文件節選:
對上述這四種支架在含有1×10⁶個骨髓間充質干細胞(bmscs)的懸浮液培養三天后，添加鈣黃綠和乙二聚體試劑(invitrogen公司、美國)30分鐘后利用tcs-sp8共焦顯微鏡分別在488nm和568nm的激發光下觀察四種支架上細胞的整體分布情況，并從不同的層面得到的三維結構圖像。結果如圖12所示，其中，綠色熒光表明活細胞，而紅色熒光表明死細胞；每個區域的總體積為1740×1740×240μm³(x，y，z軸)。可見，脫鈣骨基質支架的綠色熒光最少，說明其上骨髓間充質干細胞粘附和存活的少，而tgf-β1+pagp70微球支架、igf-1+pagp30微球支架、以及tgf-β1+pagp70微球和igf-1+pagp30微球支架上的綠色熒光較多，說明這三種支架可有效地支持骨髓間充質干細胞的粘附和增殖。

實施例12

本發明實施例提供了對實施例11制備的四種支架進行動物體內關節軟骨缺損重建實驗。具體步驟如下：

36只新西蘭大白兔，體重2.5～3.0kg，隨機分為四組，即脫鈣骨基質支架組、tgf-β1+pagp70微球支架組、igf-1+pagp30微球支架組、以及tgf-β1+pagp70微球和igf-1+pagp30微球支架組。在兔膝關節內側髕旁行縱向切口切開關節囊，髕骨外翻后顯露膝關節。在兔股骨滑車溝區使用角膜環鉆制造軟骨缺損(直徑為4毫米，深度3毫米)，利用微骨折技術釋放缺損區骨髓間充質干細胞后分別填充上述四種支架。分別在術后6周，12周和24周，對組織修復進行大體觀察，結果如圖13所示，術后6周時脫鈣骨基質支架組的軟骨缺損未有效填補，缺損仍很明顯。而在tgf-β1+pagp70微球支架組、igf-1+pagp30微球支架組、以及tgf-β1+pagp70微球和igf-1+pagp30微球支架組雖然軟骨缺損仍然存在，但其表面均覆蓋有白色半透明再生組織。隨著時間的推移，12周時脫鈣骨基質支架缺損區中心部仍存在，而tgf-β1+pagp70微球支架組、igf-1+pagp30微球支架組、以及tgf-β1+pagp70微球聯合igf-1+pagp30微球支架組修復的再生組織光滑并且與周圍正常軟骨有明顯的連接。第24周時，tgf-β1+pagp70微球支架組、igf-1+pagp30微球支架組、以及tgf-β1+pagp70微球和igf-1+pagp30微球支架組均有一個模糊的邊界，再生軟骨組織的表面類似于相鄰的正常軟骨，由此可以看出，tgf-β1+pagp70微球支架、igf-1+pagp30微球支架、以及tgf-β1+pagp70微球和igf-1+pagp30微球支架對受損軟骨的修復效果均優于脫鈣骨基質支架，并且tgf-β1+pagp70微球和igf-1+pagp30微球支架對受損軟骨的修復效果最好。

資料內容:
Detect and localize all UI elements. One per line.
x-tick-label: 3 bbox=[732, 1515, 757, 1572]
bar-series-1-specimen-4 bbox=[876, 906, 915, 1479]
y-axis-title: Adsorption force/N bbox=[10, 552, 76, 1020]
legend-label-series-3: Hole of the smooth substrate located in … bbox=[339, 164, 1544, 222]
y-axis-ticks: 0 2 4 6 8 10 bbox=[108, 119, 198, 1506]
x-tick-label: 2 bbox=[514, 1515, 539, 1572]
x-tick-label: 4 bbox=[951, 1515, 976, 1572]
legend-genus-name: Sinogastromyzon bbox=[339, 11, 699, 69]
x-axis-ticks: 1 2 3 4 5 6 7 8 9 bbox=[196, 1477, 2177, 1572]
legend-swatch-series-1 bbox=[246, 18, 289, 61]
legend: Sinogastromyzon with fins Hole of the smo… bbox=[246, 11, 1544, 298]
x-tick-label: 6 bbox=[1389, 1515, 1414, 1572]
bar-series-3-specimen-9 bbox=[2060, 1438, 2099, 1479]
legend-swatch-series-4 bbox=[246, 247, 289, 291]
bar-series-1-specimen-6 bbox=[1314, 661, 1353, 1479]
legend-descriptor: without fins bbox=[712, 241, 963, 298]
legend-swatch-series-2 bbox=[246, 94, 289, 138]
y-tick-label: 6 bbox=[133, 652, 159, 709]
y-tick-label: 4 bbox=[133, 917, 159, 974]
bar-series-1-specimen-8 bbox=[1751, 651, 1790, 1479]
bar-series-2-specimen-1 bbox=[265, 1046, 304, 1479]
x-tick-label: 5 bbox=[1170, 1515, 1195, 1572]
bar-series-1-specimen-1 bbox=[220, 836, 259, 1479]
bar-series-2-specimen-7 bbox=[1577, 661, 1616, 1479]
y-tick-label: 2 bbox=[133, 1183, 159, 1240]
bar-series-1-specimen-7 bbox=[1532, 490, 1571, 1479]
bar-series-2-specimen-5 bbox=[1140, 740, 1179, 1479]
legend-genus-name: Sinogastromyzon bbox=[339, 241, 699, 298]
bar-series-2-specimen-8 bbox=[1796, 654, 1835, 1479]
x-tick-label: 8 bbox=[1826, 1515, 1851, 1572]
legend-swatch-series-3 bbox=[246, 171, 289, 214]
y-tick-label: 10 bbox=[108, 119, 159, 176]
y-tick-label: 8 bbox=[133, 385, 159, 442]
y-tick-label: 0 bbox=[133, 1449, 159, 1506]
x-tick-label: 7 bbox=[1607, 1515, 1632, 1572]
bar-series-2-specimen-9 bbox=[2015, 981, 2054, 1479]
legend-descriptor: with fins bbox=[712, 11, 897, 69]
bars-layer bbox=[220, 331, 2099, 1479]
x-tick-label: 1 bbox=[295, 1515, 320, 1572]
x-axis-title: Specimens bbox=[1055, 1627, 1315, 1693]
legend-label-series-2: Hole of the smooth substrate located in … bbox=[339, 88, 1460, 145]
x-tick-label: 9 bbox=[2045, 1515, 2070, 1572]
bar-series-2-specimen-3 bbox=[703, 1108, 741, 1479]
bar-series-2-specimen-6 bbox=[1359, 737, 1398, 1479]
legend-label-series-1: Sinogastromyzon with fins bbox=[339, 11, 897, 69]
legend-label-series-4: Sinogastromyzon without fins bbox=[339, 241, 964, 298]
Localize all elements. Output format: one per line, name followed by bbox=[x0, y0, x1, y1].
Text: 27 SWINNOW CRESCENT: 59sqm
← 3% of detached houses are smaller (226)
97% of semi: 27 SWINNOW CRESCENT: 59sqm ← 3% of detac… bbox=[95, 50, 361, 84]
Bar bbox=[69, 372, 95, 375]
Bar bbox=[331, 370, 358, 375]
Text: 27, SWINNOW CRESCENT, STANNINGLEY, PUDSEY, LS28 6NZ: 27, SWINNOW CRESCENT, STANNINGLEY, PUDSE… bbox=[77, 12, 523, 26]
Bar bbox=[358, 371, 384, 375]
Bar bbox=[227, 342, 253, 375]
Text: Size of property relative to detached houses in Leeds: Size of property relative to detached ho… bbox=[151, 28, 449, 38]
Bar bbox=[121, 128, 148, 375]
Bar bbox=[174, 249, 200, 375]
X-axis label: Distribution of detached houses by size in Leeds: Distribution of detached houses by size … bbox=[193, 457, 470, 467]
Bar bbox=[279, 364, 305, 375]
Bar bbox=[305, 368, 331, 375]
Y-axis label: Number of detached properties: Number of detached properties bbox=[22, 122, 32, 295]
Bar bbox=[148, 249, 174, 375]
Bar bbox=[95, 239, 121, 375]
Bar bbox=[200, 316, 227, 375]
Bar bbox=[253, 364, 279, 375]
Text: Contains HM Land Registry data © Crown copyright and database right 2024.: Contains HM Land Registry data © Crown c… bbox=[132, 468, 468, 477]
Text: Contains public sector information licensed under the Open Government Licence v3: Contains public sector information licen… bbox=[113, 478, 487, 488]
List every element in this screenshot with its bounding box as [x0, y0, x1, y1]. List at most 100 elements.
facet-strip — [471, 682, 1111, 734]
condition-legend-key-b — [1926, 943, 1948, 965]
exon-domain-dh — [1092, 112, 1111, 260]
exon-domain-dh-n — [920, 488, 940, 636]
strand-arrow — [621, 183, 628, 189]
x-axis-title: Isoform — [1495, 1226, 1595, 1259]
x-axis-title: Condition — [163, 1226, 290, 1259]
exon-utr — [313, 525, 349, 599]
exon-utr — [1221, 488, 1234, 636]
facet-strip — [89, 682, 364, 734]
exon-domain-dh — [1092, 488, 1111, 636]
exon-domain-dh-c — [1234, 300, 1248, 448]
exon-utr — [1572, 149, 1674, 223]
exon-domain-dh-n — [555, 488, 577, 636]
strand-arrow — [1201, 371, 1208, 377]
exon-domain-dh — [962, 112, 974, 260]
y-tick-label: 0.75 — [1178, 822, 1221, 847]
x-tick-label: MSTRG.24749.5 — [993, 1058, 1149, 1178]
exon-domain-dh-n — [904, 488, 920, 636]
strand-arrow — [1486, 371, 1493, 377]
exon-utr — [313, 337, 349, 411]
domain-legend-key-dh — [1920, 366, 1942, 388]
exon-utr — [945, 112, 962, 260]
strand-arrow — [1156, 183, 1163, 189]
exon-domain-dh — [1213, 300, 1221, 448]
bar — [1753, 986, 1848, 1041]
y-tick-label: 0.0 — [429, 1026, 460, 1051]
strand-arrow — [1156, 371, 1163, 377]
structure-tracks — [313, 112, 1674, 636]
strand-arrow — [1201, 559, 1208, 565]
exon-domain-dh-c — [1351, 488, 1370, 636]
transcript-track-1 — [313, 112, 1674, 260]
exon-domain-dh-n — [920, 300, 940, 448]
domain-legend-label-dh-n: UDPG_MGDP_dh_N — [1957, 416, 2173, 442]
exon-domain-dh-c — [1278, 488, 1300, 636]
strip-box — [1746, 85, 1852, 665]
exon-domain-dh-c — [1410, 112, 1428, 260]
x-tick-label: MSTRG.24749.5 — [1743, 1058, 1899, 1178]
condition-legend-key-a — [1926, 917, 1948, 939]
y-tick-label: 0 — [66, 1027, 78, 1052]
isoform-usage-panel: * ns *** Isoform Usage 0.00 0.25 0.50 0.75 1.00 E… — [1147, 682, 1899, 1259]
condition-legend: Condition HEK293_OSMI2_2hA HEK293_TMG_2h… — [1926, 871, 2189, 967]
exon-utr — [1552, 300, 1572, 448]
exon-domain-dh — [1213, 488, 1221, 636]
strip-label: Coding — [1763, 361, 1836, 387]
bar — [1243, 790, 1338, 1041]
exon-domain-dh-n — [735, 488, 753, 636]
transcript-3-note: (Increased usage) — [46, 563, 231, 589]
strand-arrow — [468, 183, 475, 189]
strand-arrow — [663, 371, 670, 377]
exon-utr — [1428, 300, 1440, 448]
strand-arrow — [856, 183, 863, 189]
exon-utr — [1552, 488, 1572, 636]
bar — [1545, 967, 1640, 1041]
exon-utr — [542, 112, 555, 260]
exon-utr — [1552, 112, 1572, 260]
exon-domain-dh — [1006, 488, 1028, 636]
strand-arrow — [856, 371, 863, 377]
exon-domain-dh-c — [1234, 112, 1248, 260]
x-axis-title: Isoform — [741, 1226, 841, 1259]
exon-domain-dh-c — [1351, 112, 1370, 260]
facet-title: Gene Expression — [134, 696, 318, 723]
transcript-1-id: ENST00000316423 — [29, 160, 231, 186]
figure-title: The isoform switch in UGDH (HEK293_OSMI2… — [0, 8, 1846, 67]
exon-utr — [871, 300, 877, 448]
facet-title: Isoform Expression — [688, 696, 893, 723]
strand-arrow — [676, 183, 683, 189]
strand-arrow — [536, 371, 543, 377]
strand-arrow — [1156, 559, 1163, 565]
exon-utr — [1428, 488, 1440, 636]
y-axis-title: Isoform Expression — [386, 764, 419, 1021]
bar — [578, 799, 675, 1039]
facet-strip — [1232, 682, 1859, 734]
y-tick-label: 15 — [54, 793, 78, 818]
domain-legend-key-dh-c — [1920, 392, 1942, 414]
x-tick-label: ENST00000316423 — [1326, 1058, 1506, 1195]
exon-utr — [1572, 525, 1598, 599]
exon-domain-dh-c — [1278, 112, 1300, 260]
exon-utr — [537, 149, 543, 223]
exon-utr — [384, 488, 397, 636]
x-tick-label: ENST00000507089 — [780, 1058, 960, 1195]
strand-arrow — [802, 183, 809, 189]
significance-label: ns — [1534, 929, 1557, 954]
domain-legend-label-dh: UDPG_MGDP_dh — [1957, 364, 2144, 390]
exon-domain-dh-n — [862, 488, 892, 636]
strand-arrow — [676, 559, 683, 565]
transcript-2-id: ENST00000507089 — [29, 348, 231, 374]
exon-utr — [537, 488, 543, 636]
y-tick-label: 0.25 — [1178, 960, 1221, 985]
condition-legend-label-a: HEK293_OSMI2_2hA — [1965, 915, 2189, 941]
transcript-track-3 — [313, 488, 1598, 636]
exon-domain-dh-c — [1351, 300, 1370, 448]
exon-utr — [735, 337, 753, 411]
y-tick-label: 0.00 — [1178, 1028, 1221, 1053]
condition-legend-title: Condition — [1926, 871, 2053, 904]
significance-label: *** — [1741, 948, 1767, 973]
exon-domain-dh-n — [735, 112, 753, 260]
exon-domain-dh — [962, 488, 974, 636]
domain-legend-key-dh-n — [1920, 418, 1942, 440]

練習任務:
A. 根據關於兔關節軟骨缺損重建實驗的文件節選，以角膜環鉆所製造的軟骨缺損，其直徑與深度各為多少？
B. 請照原文抄錄文件節選中的一段：自含有“對上述這四種支架在含有1×1”的詞句開始，至“髓間充質干細胞的粘附和增殖。”之後停止。

參考答案:
A. 直徑為4毫米，深度3毫米。

B.
對上述這四種支架在含有1×10⁶個骨髓間充質干細胞(bmscs)的懸浮液培養三天后，添加鈣黃綠和乙二聚體試劑(invitrogen公司、美國)30分鐘后利用tcs-sp8共焦顯微鏡分別在488nm和568nm的激發光下觀察四種支架上細胞的整體分布情況，并從不同的層面得到的三維結構圖像。結果如圖12所示，其中，綠色熒光表明活細胞，而紅色熒光表明死細胞；每個區域的總體積為1740×1740×240μm³(x，y，z軸)。可見，脫鈣骨基質支架的綠色熒光最少，說明其上骨髓間充質干細胞粘附和存活的少，而tgf-β1+pagp70微球支架、igf-1+pagp30微球支架、以及tgf-β1+pagp70微球和igf-1+pagp30微球支架上的綠色熒光較多，說明這三種支架可有效地支持骨髓間充質干細胞的粘附和增殖。